For each line below that includes the word "marker", make a copy.

--- START OF DATA IN THIS EXERCISE ---

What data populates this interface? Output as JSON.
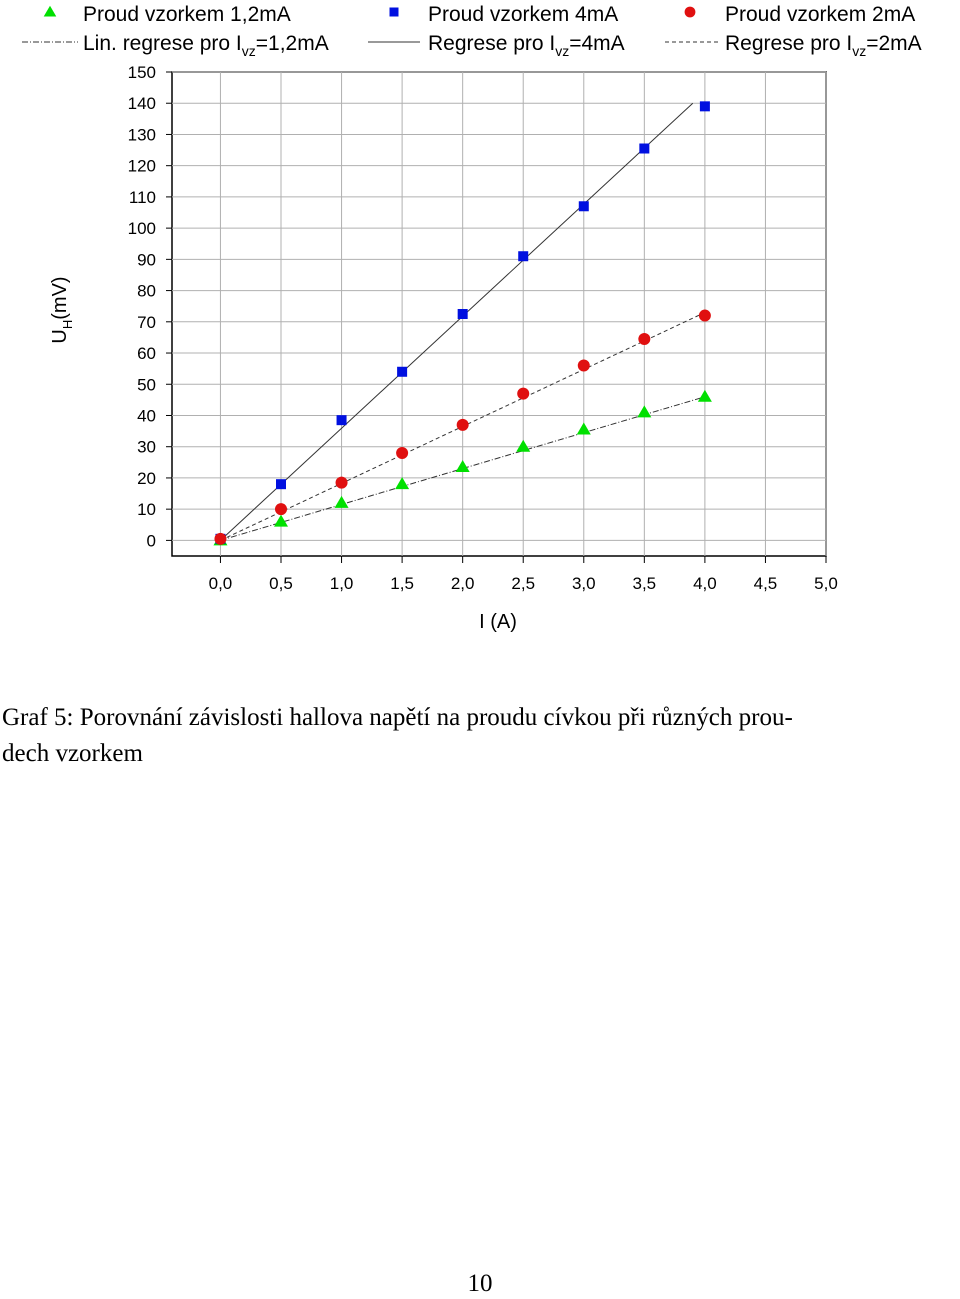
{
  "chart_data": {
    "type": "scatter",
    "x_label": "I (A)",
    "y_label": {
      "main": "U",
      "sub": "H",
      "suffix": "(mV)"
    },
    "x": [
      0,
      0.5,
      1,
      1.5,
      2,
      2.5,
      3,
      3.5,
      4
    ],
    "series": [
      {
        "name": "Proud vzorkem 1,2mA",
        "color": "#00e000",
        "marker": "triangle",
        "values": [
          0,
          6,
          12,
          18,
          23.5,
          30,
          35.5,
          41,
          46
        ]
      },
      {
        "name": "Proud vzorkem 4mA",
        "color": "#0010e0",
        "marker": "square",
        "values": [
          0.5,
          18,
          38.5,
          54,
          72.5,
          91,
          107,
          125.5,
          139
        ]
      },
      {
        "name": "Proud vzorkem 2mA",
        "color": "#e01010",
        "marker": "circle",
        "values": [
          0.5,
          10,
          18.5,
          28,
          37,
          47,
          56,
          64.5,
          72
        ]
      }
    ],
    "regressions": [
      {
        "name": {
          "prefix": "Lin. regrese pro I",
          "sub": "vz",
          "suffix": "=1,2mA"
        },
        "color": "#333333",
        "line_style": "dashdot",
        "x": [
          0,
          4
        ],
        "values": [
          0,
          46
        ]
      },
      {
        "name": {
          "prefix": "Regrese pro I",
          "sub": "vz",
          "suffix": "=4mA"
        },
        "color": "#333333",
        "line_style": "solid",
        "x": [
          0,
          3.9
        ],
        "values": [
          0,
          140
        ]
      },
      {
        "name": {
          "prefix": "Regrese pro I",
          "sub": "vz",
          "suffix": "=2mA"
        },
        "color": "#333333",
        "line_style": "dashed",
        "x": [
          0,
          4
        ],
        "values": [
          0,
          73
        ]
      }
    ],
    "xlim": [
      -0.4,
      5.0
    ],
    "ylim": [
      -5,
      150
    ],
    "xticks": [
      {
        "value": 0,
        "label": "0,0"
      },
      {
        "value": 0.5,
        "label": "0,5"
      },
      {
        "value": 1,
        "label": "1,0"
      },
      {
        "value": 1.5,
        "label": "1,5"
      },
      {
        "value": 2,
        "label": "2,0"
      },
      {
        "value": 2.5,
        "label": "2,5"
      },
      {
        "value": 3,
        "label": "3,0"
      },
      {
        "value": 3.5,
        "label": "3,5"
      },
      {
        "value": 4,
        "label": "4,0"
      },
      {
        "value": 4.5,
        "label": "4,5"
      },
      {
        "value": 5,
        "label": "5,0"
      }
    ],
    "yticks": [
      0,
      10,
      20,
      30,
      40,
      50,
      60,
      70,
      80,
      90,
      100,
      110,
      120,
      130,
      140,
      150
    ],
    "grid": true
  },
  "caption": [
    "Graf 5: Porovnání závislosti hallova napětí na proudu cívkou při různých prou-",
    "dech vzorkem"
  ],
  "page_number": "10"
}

--- END OF DATA IN THIS EXERCISE ---
--- START OF DATA IN THIS EXERCISE ---

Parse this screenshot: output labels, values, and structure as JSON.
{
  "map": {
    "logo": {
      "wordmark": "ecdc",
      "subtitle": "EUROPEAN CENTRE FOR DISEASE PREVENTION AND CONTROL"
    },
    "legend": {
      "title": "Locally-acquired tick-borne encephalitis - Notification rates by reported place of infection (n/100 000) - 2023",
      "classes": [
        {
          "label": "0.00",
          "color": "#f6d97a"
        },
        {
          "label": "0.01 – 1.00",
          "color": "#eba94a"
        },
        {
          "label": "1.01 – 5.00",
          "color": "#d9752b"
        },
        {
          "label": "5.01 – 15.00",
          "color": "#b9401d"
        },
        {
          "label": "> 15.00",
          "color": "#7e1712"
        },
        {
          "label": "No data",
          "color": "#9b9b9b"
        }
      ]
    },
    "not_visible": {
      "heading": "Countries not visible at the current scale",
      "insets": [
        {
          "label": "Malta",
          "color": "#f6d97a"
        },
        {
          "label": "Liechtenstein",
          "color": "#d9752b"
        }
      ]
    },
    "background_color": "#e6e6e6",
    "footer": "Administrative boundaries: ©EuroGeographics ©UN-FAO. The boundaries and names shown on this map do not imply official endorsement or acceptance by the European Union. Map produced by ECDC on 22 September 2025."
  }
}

--- END OF DATA IN THIS EXERCISE ---

- WRITTEN SOLUTION:
        "marker": "triangle",
        "marker": "square",
        "marker": "circle",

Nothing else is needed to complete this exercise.